* start SELECTED PASSAGE *
RESULTS["ladder"] = {
    "iters_to_1e-10_err": iters_table,
    "dst_direct_relerr": relerr_dst,
    "curves": {k: (v if len(v) < 400 else list(np.asarray(v)[::10]))
               for k, v in LADDER.items()},
    "curves_note": "curves longer than 400 entries stored subsampled 1:10",
    "kappa": {"none": float(kappa_A), "adi": float(kap_adi),
              "blockjacobi2": float(kap_bj), "twolevel_ic0": float(kap_tl)},
}
info(f"ladder done in {time.time()-t0:.1f}s")

# ===========================================================================
# PART D -- GD vs CG ON COUPLED PROBLEMS
# ===========================================================================
t0 = time.time()
print("== PART D: GD vs CG on coupled problems ==")
* end SELECTED PASSAGE *
• [WORK TO DO]
1. According to the code snippet, how are curves longer than 400 entries stored?
2. Name every key in the "kappa" dictionary in the code snippet.
The material has no part in this work.
* start GIVEN DATA *
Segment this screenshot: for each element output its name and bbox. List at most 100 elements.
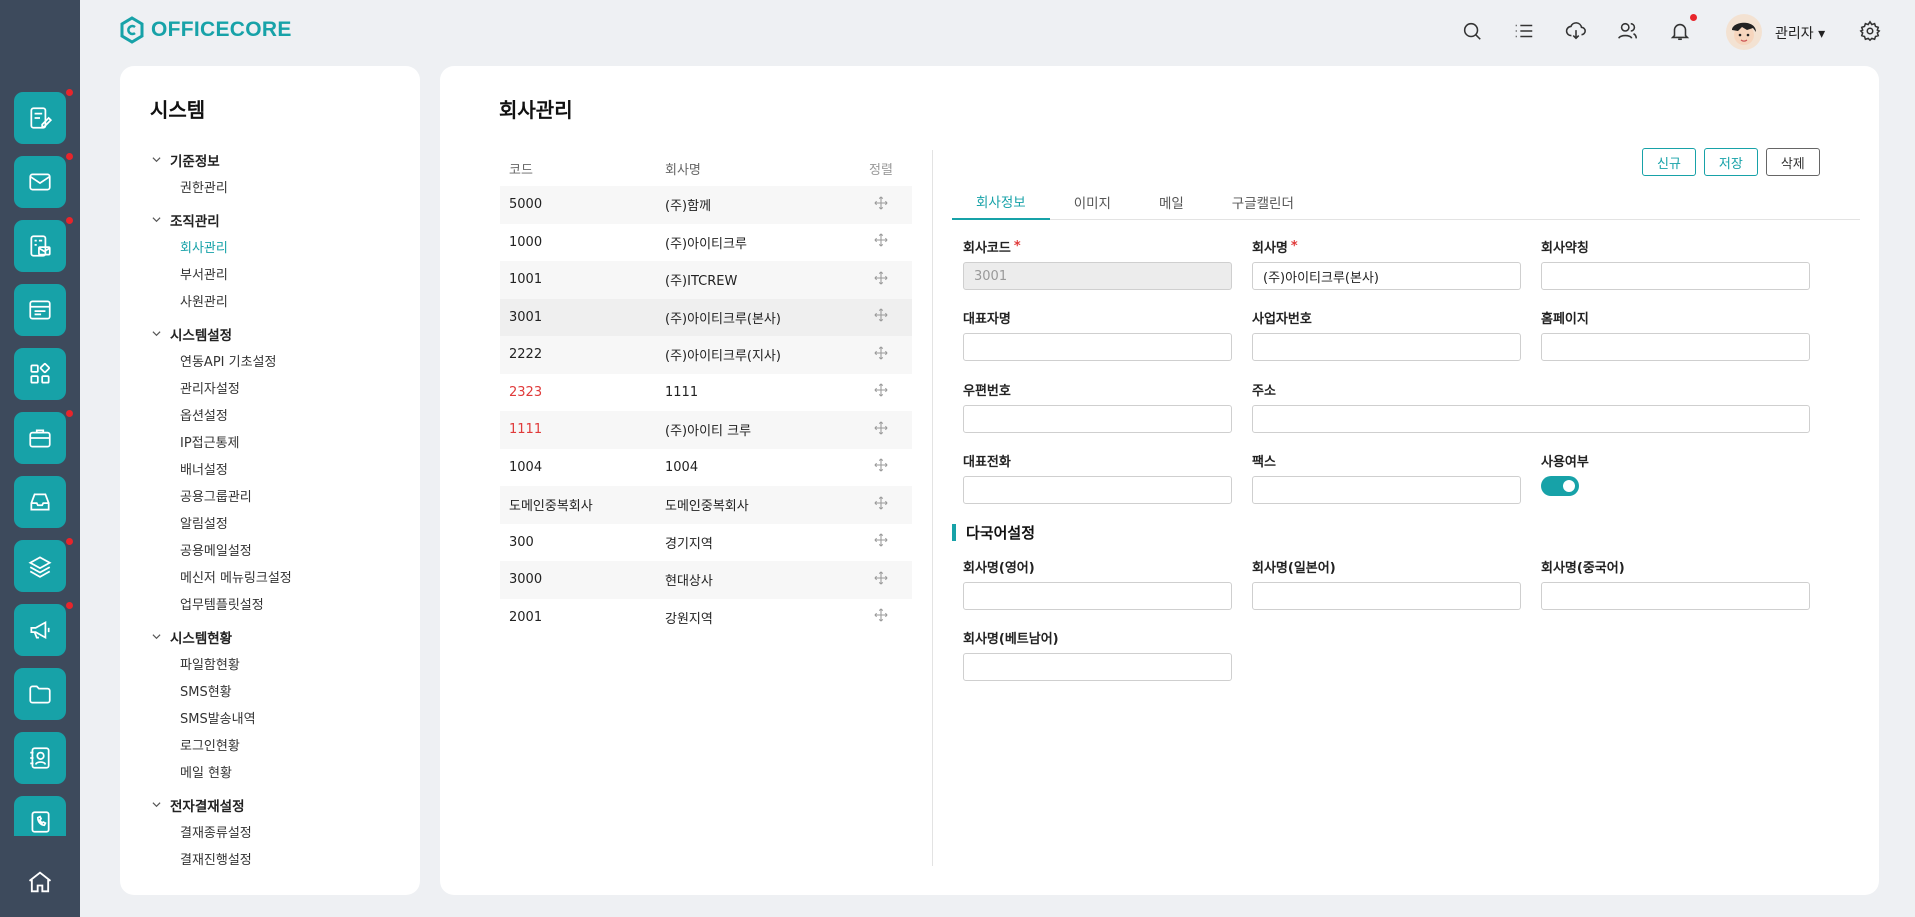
* end GIVEN DATA *
• [RESULTS OF THE EXERCISE]
1. They are stored subsampled 1:10.

2. none, adi, blockjacobi2, twolevel_ic0